Tarea breve A
Devuelva sin cambios las líneas de los registros, comenzando por la primera y terminando en la línea que contiene "- coast-samerica: [1815, 772, 1930, 939]", ambas incluidas.

Texto extraído
★ ★ ★

Alcanzamos al mundo con el
evangelio de Jesucristo
por medio de una enseñanza
bíblica sólida.
Hoy en el
programa En Contacto,
«Cómo transmitir nuestra fe».
Dr. Charles Stanley: Las
personas son muy cuidadosas y
muchas veces incurren en grandes
gastos para asegurarse de que
dejarán su riqueza o las cosas
que atesoran y valoran a sus
hijos, su familia, o sus amigos.
Con frecuencia es un gran gasto.
Y a menudo el cristiano cae en
la misma clase de trampa, que es
asegurarse de que su riqueza,
sus posesiones materiales pasen
a sus hijos, sus nietos o
sus amigos; que todo quede
arreglado, que no
haya duda alguna.
La falacia de este acto es esta:
que lo más valioso que poseemos
como creyentes, la cosa más
valiosa que poseemos no son las
cosas que tocamos con nuestras
manos; no es dinero, acciones,
bonos, propiedades y lo demás.
La cosa más valiosa que tenemos
para transmitir es nuestra fe.
Alguien dirá: «Espere un minuto.
No puede transmitir su fe.
Es una relación
personal que tiene con Dios.
¿Cómo puede transmitir su fe?».
Sí puede transmitirla.
Y de eso le hablaré en este
mensaje de: Cómo transmitir
nuestra fe, a nuestros hijos,
nuestros nietos o incluso
a los que nos rodean.
Quisiera que me
acompañe a 2 de Timoteo.
Comencemos a leer en el
versículo 3 de 2
de Timoteo, capítulo 1.
Pablo le dice aquí: «Doy
gracias a Dios, al cual sirvo
desde mis mayores con limpia
conciencia, de que sin cesar me
acuerdo de ti en mis oraciones
noche y día»; ¿Sabe que fue
reconfortante para el joven
Timoteo descubrir que el apóstol
Pablo oraba por él día y noche?

★ ★ ★

Registros
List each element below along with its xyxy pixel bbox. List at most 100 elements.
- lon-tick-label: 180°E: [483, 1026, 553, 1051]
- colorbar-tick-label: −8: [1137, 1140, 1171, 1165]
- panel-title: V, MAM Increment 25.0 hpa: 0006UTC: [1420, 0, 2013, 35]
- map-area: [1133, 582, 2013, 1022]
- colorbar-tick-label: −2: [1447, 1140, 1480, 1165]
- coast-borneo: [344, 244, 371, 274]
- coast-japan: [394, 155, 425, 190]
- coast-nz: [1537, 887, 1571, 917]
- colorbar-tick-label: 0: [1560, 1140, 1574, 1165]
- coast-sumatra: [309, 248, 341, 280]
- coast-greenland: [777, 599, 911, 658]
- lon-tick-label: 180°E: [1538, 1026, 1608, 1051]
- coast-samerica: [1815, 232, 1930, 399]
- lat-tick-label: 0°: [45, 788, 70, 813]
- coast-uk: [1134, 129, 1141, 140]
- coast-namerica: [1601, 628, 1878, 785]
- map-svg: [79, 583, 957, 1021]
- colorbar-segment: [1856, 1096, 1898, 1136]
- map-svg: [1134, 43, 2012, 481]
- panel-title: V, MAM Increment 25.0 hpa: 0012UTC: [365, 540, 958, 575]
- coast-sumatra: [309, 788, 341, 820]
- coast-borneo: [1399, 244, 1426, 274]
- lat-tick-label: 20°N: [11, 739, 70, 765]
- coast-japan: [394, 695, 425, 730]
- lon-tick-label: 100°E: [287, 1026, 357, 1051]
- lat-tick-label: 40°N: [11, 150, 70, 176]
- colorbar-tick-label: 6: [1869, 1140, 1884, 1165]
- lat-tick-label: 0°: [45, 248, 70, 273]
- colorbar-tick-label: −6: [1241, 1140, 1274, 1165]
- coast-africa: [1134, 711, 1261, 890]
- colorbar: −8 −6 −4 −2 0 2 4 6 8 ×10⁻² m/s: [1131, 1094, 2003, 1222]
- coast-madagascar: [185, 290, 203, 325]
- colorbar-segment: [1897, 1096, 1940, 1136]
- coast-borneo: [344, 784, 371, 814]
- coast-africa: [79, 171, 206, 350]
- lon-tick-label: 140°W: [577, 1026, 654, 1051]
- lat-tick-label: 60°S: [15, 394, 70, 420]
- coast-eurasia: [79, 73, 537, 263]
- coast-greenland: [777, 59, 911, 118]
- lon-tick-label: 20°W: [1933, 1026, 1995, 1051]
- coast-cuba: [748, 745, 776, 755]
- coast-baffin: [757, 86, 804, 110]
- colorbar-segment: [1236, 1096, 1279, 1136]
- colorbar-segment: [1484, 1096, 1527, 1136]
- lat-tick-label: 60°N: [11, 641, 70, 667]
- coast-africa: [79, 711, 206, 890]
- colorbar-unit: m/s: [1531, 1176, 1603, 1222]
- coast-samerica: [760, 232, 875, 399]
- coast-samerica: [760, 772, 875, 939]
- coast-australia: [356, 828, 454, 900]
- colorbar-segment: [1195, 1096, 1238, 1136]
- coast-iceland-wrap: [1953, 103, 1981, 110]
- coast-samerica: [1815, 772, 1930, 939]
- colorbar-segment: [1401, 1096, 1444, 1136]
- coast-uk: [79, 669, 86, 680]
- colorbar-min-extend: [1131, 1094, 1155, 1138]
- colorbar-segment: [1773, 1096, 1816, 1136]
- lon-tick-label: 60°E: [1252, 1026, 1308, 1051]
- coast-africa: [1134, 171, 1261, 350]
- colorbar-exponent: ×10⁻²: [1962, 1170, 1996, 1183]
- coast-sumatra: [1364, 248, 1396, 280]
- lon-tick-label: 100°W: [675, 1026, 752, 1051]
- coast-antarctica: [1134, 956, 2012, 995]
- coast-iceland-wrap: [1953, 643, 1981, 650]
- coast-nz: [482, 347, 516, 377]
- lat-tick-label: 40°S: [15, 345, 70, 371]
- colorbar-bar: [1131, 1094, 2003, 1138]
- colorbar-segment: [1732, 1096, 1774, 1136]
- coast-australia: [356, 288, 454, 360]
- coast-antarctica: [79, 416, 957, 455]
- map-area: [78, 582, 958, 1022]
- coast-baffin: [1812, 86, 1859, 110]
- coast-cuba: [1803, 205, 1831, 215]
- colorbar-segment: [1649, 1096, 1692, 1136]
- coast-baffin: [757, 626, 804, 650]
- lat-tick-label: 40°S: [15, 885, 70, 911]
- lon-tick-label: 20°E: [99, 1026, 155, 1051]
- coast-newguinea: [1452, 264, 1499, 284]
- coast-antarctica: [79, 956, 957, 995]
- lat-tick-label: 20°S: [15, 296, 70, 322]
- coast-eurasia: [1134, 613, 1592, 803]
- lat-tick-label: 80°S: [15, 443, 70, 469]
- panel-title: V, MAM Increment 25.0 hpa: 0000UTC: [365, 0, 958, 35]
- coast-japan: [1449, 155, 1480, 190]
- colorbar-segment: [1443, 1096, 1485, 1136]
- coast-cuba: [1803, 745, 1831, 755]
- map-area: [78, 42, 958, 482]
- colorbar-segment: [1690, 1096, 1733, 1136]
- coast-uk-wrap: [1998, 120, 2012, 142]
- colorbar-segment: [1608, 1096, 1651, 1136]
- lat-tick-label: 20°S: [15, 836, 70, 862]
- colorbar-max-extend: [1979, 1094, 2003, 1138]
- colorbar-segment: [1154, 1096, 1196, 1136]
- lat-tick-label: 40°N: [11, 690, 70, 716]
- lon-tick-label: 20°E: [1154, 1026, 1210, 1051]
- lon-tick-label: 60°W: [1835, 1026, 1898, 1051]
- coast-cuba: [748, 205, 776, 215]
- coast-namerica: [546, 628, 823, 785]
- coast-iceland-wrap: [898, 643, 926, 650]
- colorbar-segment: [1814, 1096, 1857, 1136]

★ ★ ★

Tarea breve B
Del texto sobre cómo transmitir la fe, reescriba en forma de lista el párrafo que empieza con «Dr. Charles Stanley: Las personas son muy cuidadosas» y termina con «haya duda alguna», conservando sus datos principales.

Respuesta correcta A
List each element below along with its xyxy pixel bbox. List at most 100 elements.
- lon-tick-label: 180°E: [483, 1026, 553, 1051]
- colorbar-tick-label: −8: [1137, 1140, 1171, 1165]
- panel-title: V, MAM Increment 25.0 hpa: 0006UTC: [1420, 0, 2013, 35]
- map-area: [1133, 582, 2013, 1022]
- colorbar-tick-label: −2: [1447, 1140, 1480, 1165]
- coast-borneo: [344, 244, 371, 274]
- coast-japan: [394, 155, 425, 190]
- coast-nz: [1537, 887, 1571, 917]
- colorbar-tick-label: 0: [1560, 1140, 1574, 1165]
- coast-sumatra: [309, 248, 341, 280]
- coast-greenland: [777, 599, 911, 658]
- lon-tick-label: 180°E: [1538, 1026, 1608, 1051]
- coast-samerica: [1815, 232, 1930, 399]
- lat-tick-label: 0°: [45, 788, 70, 813]
- coast-uk: [1134, 129, 1141, 140]
- coast-namerica: [1601, 628, 1878, 785]
- map-svg: [79, 583, 957, 1021]
- colorbar-segment: [1856, 1096, 1898, 1136]
- map-svg: [1134, 43, 2012, 481]
- panel-title: V, MAM Increment 25.0 hpa: 0012UTC: [365, 540, 958, 575]
- coast-sumatra: [309, 788, 341, 820]
- coast-borneo: [1399, 244, 1426, 274]
- lat-tick-label: 20°N: [11, 739, 70, 765]
- coast-japan: [394, 695, 425, 730]
- lon-tick-label: 100°E: [287, 1026, 357, 1051]
- lat-tick-label: 40°N: [11, 150, 70, 176]
- colorbar-tick-label: 6: [1869, 1140, 1884, 1165]
- lat-tick-label: 0°: [45, 248, 70, 273]
- colorbar-tick-label: −6: [1241, 1140, 1274, 1165]
- coast-africa: [1134, 711, 1261, 890]
- colorbar: −8 −6 −4 −2 0 2 4 6 8 ×10⁻² m/s: [1131, 1094, 2003, 1222]
- coast-madagascar: [185, 290, 203, 325]
- colorbar-segment: [1897, 1096, 1940, 1136]
- coast-borneo: [344, 784, 371, 814]
- coast-africa: [79, 171, 206, 350]
- lon-tick-label: 140°W: [577, 1026, 654, 1051]
- lat-tick-label: 60°S: [15, 394, 70, 420]
- coast-eurasia: [79, 73, 537, 263]
- coast-greenland: [777, 59, 911, 118]
- lon-tick-label: 20°W: [1933, 1026, 1995, 1051]
- coast-cuba: [748, 745, 776, 755]
- coast-baffin: [757, 86, 804, 110]
- colorbar-segment: [1236, 1096, 1279, 1136]
- colorbar-segment: [1484, 1096, 1527, 1136]
- lat-tick-label: 60°N: [11, 641, 70, 667]
- coast-africa: [79, 711, 206, 890]
- colorbar-unit: m/s: [1531, 1176, 1603, 1222]
- coast-samerica: [760, 232, 875, 399]
- coast-samerica: [760, 772, 875, 939]
- coast-australia: [356, 828, 454, 900]
- colorbar-segment: [1195, 1096, 1238, 1136]
- coast-iceland-wrap: [1953, 103, 1981, 110]
- coast-samerica: [1815, 772, 1930, 939]

Respuesta correcta B
- Las personas ponen mucho cuidado, y a menudo hacen grandes gastos, para dejar su riqueza o lo que atesoran a sus hijos, su familia o sus amigos.
- El cristiano suele caer en la misma trampa: asegurarse de que su riqueza y sus posesiones materiales pasen a sus hijos, nietos o amigos.
- Procura que todo quede arreglado y sin duda alguna.